RECORDS PROVIDED:
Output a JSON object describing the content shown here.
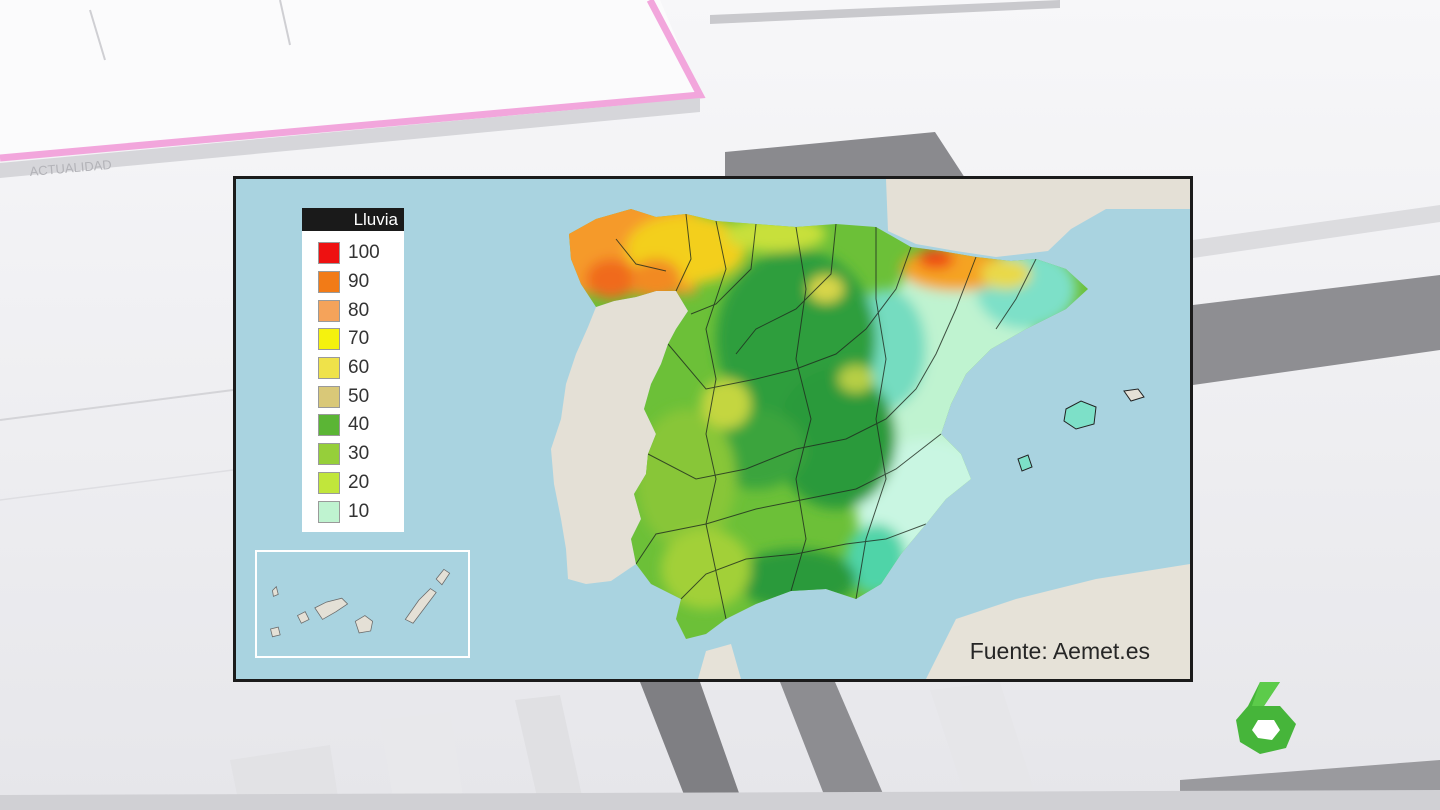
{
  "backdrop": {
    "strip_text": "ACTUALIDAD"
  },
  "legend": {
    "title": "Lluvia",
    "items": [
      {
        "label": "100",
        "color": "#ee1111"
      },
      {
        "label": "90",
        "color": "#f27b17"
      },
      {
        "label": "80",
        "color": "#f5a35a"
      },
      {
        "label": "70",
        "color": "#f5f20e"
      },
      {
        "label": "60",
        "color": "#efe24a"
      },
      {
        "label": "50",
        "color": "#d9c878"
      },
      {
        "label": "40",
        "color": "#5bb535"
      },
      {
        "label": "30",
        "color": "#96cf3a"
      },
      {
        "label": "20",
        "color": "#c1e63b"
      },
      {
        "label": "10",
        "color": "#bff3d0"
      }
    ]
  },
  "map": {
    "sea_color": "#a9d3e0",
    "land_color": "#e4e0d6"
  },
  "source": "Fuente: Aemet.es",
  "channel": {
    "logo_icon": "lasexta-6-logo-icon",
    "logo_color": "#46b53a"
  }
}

...

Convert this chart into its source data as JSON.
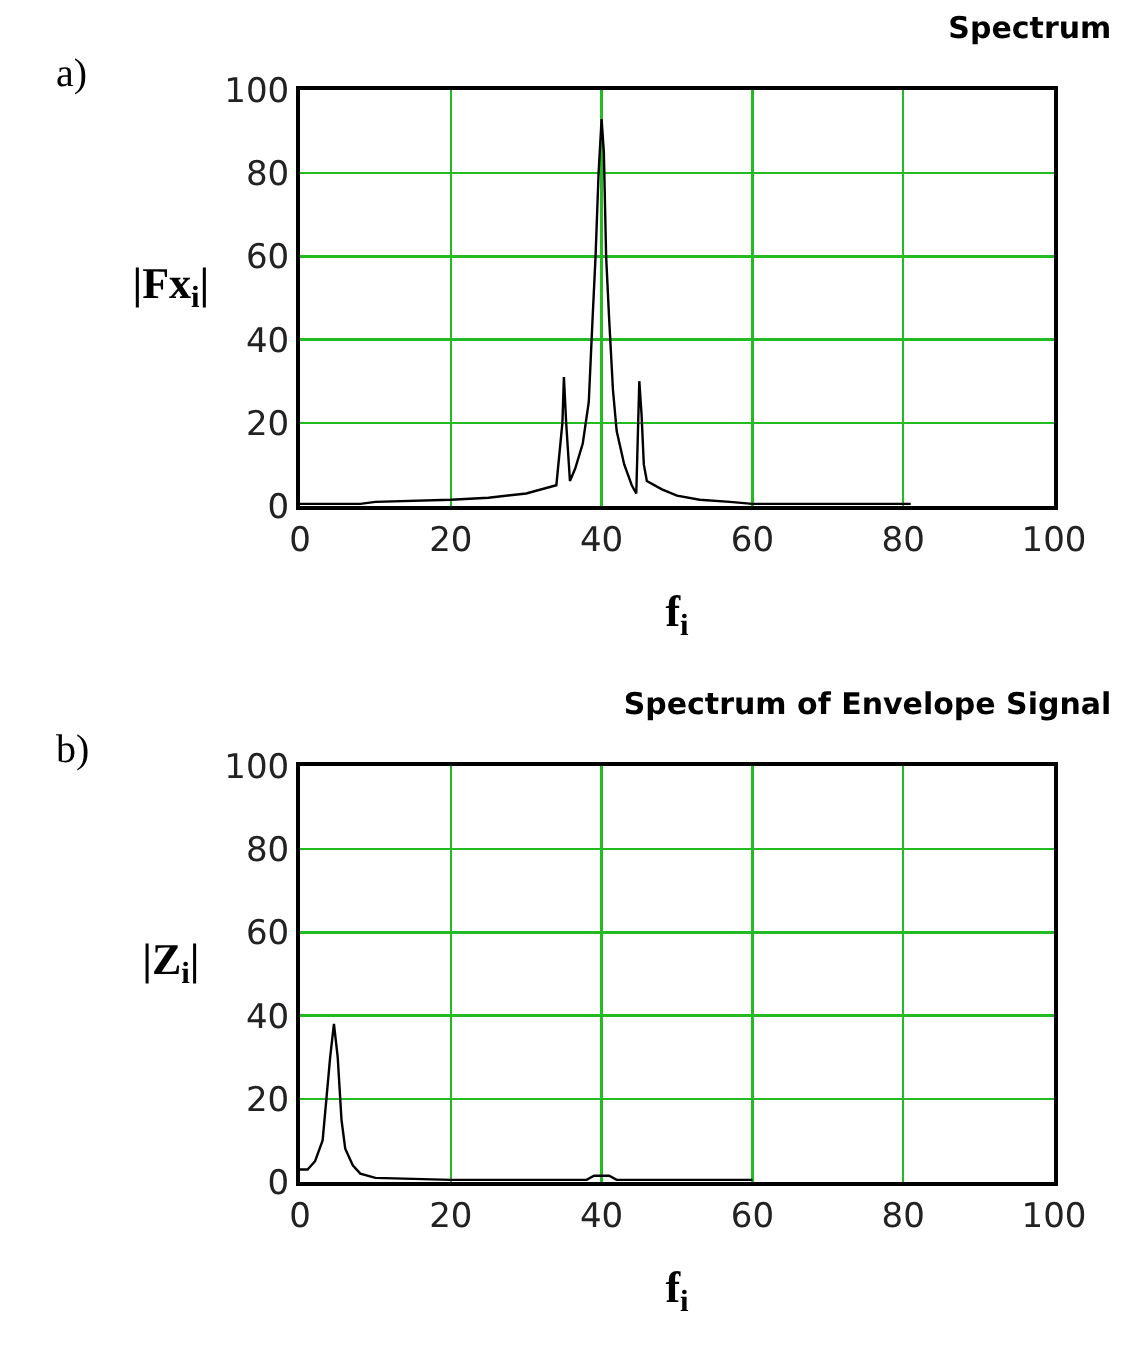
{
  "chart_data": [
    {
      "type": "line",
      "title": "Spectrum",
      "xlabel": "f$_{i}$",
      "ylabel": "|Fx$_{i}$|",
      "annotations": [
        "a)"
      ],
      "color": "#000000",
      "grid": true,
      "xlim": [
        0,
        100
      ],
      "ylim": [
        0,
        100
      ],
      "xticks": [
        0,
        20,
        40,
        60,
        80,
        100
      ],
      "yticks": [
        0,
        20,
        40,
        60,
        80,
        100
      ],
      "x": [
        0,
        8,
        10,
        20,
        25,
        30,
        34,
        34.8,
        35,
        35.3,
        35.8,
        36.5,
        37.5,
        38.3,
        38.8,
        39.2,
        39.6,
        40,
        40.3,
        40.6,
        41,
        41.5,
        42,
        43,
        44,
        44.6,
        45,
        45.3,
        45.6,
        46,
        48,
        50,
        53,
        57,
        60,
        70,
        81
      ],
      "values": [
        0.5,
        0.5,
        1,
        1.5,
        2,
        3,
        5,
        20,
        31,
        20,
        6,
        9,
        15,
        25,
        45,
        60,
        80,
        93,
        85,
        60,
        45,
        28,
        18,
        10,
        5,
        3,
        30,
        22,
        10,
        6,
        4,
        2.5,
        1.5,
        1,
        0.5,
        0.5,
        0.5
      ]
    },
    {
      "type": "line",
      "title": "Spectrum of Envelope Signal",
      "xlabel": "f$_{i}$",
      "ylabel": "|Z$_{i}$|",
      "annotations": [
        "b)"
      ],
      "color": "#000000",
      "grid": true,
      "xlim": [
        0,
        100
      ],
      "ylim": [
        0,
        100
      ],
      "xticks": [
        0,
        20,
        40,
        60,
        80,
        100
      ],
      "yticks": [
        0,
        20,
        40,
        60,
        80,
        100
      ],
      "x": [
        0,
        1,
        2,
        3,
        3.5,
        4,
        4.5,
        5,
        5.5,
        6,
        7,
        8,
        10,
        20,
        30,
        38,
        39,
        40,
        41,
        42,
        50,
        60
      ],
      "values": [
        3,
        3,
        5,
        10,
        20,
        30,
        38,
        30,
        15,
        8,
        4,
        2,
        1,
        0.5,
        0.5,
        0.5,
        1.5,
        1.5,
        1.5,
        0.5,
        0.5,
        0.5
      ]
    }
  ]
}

WHAT TO DO:
Using the entries above, find all lines with "source". Copy them.

REPLY:
  "source": "Fuente: Aemet.es",
Convert this chart into its source data as JSON.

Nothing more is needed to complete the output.